# Written task
Copy out every record below, word for word.

# Input records
====================

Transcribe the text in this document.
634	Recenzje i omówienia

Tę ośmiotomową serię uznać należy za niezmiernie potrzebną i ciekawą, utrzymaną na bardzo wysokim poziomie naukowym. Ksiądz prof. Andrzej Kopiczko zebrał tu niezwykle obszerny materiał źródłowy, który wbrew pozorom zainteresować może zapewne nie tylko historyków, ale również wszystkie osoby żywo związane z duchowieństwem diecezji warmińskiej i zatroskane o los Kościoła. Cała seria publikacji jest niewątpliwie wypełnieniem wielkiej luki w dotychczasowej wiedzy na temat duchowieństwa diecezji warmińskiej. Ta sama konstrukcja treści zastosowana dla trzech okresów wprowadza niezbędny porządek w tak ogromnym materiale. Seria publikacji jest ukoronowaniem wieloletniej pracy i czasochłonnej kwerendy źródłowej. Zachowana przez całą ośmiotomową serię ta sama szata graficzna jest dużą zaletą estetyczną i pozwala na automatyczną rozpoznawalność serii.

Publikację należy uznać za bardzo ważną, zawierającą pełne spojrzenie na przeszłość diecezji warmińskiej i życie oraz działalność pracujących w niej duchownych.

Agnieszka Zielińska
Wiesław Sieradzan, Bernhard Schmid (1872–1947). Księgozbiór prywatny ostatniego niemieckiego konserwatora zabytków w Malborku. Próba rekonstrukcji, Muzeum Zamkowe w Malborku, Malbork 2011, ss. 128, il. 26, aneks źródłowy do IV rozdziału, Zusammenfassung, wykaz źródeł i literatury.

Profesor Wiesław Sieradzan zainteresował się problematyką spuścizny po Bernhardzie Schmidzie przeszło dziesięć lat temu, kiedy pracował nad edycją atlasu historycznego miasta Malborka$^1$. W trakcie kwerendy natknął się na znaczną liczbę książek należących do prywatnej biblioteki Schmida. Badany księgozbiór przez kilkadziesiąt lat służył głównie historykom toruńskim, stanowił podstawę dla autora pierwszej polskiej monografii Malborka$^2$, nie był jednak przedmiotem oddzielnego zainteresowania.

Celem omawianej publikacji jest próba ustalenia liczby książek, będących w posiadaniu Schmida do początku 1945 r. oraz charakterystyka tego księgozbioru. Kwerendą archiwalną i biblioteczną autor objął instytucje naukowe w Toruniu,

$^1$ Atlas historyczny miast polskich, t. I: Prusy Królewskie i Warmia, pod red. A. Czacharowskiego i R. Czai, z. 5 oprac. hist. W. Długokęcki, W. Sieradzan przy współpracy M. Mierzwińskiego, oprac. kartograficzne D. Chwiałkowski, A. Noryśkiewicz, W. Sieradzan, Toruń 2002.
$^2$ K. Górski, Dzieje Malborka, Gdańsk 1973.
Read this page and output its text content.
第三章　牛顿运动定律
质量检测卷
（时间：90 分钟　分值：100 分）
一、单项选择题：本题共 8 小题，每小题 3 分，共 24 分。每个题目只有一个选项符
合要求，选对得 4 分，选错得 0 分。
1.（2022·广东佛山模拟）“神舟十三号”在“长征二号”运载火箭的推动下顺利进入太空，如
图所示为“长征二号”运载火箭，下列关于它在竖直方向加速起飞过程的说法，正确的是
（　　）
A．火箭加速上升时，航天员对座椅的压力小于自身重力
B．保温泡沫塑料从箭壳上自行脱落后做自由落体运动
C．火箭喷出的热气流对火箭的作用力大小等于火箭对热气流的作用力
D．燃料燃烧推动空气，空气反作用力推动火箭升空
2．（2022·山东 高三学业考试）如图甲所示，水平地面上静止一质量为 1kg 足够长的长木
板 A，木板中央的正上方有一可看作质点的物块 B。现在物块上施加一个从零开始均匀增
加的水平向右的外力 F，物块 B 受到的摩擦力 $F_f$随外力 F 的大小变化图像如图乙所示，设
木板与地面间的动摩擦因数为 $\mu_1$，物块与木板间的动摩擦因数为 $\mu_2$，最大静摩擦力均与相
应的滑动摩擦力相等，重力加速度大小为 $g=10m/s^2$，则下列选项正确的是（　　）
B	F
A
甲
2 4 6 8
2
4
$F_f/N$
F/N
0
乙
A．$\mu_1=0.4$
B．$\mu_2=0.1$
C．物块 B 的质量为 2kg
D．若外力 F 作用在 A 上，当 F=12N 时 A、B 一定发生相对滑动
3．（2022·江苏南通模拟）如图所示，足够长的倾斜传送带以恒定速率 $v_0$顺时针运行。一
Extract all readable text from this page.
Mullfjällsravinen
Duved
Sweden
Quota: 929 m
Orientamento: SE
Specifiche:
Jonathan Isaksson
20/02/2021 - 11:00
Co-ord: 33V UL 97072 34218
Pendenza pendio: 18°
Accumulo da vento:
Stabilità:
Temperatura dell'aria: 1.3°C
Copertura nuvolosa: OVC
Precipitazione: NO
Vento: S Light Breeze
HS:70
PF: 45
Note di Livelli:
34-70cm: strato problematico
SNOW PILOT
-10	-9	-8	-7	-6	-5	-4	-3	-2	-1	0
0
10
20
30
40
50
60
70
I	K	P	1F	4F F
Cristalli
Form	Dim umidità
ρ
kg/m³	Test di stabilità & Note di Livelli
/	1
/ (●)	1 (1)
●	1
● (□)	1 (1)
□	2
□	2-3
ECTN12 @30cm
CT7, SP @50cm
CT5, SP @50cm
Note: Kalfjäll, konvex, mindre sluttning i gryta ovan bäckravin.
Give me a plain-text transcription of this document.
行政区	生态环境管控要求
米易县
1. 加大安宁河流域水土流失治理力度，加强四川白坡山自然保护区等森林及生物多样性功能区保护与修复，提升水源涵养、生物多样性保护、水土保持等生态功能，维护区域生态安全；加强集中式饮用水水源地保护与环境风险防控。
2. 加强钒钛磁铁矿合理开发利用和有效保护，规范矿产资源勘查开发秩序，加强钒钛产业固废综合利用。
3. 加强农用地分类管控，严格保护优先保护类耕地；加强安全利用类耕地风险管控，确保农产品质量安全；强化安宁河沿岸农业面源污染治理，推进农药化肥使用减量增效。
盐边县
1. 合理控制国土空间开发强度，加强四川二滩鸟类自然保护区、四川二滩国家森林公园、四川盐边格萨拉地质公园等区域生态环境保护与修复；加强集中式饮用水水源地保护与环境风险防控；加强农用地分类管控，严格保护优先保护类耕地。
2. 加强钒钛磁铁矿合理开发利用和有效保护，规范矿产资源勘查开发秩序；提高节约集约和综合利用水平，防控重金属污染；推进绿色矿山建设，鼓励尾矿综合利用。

====================

# Exercise output
Transcribe the text in this document.
634	Recenzje i omówienia

Tę ośmiotomową serię uznać należy za niezmiernie potrzebną i ciekawą, utrzymaną na bardzo wysokim poziomie naukowym. Ksiądz prof. Andrzej Kopiczko zebrał tu niezwykle obszerny materiał źródłowy, który wbrew pozorom zainteresować może zapewne nie tylko historyków, ale również wszystkie osoby żywo związane z duchowieństwem diecezji warmińskiej i zatroskane o los Kościoła. Cała seria publikacji jest niewątpliwie wypełnieniem wielkiej luki w dotychczasowej wiedzy na temat duchowieństwa diecezji warmińskiej. Ta sama konstrukcja treści zastosowana dla trzech okresów wprowadza niezbędny porządek w tak ogromnym materiale. Seria publikacji jest ukoronowaniem wieloletniej pracy i czasochłonnej kwerendy źródłowej. Zachowana przez całą ośmiotomową serię ta sama szata graficzna jest dużą zaletą estetyczną i pozwala na automatyczną rozpoznawalność serii.

Publikację należy uznać za bardzo ważną, zawierającą pełne spojrzenie na przeszłość diecezji warmińskiej i życie oraz działalność pracujących w niej duchownych.

Agnieszka Zielińska
Wiesław Sieradzan, Bernhard Schmid (1872–1947). Księgozbiór prywatny ostatniego niemieckiego konserwatora zabytków w Malborku. Próba rekonstrukcji, Muzeum Zamkowe w Malborku, Malbork 2011, ss. 128, il. 26, aneks źródłowy do IV rozdziału, Zusammenfassung, wykaz źródeł i literatury.

Profesor Wiesław Sieradzan zainteresował się problematyką spuścizny po Bernhardzie Schmidzie przeszło dziesięć lat temu, kiedy pracował nad edycją atlasu historycznego miasta Malborka$^1$. W trakcie kwerendy natknął się na znaczną liczbę książek należących do prywatnej biblioteki Schmida. Badany księgozbiór przez kilkadziesiąt lat służył głównie historykom toruńskim, stanowił podstawę dla autora pierwszej polskiej monografii Malborka$^2$, nie był jednak przedmiotem oddzielnego zainteresowania.

Celem omawianej publikacji jest próba ustalenia liczby książek, będących w posiadaniu Schmida do początku 1945 r. oraz charakterystyka tego księgozbioru. Kwerendą archiwalną i biblioteczną autor objął instytucje naukowe w Toruniu,

$^1$ Atlas historyczny miast polskich, t. I: Prusy Królewskie i Warmia, pod red. A. Czacharowskiego i R. Czai, z. 5 oprac. hist. W. Długokęcki, W. Sieradzan przy współpracy M. Mierzwińskiego, oprac. kartograficzne D. Chwiałkowski, A. Noryśkiewicz, W. Sieradzan, Toruń 2002.
$^2$ K. Górski, Dzieje Malborka, Gdańsk 1973.
Read this page and output its text content.
第三章　牛顿运动定律
质量检测卷
（时间：90 分钟　分值：100 分）
一、单项选择题：本题共 8 小题，每小题 3 分，共 24 分。每个题目只有一个选项符
合要求，选对得 4 分，选错得 0 分。
1.（2022·广东佛山模拟）“神舟十三号”在“长征二号”运载火箭的推动下顺利进入太空，如
图所示为“长征二号”运载火箭，下列关于它在竖直方向加速起飞过程的说法，正确的是
（　　）
A．火箭加速上升时，航天员对座椅的压力小于自身重力
B．保温泡沫塑料从箭壳上自行脱落后做自由落体运动
C．火箭喷出的热气流对火箭的作用力大小等于火箭对热气流的作用力
D．燃料燃烧推动空气，空气反作用力推动火箭升空
2．（2022·山东 高三学业考试）如图甲所示，水平地面上静止一质量为 1kg 足够长的长木
板 A，木板中央的正上方有一可看作质点的物块 B。现在物块上施加一个从零开始均匀增
加的水平向右的外力 F，物块 B 受到的摩擦力 $F_f$随外力 F 的大小变化图像如图乙所示，设
木板与地面间的动摩擦因数为 $\mu_1$，物块与木板间的动摩擦因数为 $\mu_2$，最大静摩擦力均与相
应的滑动摩擦力相等，重力加速度大小为 $g=10m/s^2$，则下列选项正确的是（　　）
B	F
A
甲
2 4 6 8
2
4
$F_f/N$
F/N
0
乙
A．$\mu_1=0.4$
B．$\mu_2=0.1$
C．物块 B 的质量为 2kg
D．若外力 F 作用在 A 上，当 F=12N 时 A、B 一定发生相对滑动
3．（2022·江苏南通模拟）如图所示，足够长的倾斜传送带以恒定速率 $v_0$顺时针运行。一
Extract all readable text from this page.
Mullfjällsravinen
Duved
Sweden
Quota: 929 m
Orientamento: SE
Specifiche:
Jonathan Isaksson
20/02/2021 - 11:00
Co-ord: 33V UL 97072 34218
Pendenza pendio: 18°
Accumulo da vento:
Stabilità:
Temperatura dell'aria: 1.3°C
Copertura nuvolosa: OVC
Precipitazione: NO
Vento: S Light Breeze
HS:70
PF: 45
Note di Livelli:
34-70cm: strato problematico
SNOW PILOT
-10	-9	-8	-7	-6	-5	-4	-3	-2	-1	0
0
10
20
30
40
50
60
70
I	K	P	1F	4F F
Cristalli
Form	Dim umidità
ρ
kg/m³	Test di stabilità & Note di Livelli
/	1
/ (●)	1 (1)
●	1
● (□)	1 (1)
□	2
□	2-3
ECTN12 @30cm
CT7, SP @50cm
CT5, SP @50cm
Note: Kalfjäll, konvex, mindre sluttning i gryta ovan bäckravin.
Give me a plain-text transcription of this document.
行政区	生态环境管控要求
米易县
1. 加大安宁河流域水土流失治理力度，加强四川白坡山自然保护区等森林及生物多样性功能区保护与修复，提升水源涵养、生物多样性保护、水土保持等生态功能，维护区域生态安全；加强集中式饮用水水源地保护与环境风险防控。
2. 加强钒钛磁铁矿合理开发利用和有效保护，规范矿产资源勘查开发秩序，加强钒钛产业固废综合利用。
3. 加强农用地分类管控，严格保护优先保护类耕地；加强安全利用类耕地风险管控，确保农产品质量安全；强化安宁河沿岸农业面源污染治理，推进农药化肥使用减量增效。
盐边县
1. 合理控制国土空间开发强度，加强四川二滩鸟类自然保护区、四川二滩国家森林公园、四川盐边格萨拉地质公园等区域生态环境保护与修复；加强集中式饮用水水源地保护与环境风险防控；加强农用地分类管控，严格保护优先保护类耕地。
2. 加强钒钛磁铁矿合理开发利用和有效保护，规范矿产资源勘查开发秩序；提高节约集约和综合利用水平，防控重金属污染；推进绿色矿山建设，鼓励尾矿综合利用。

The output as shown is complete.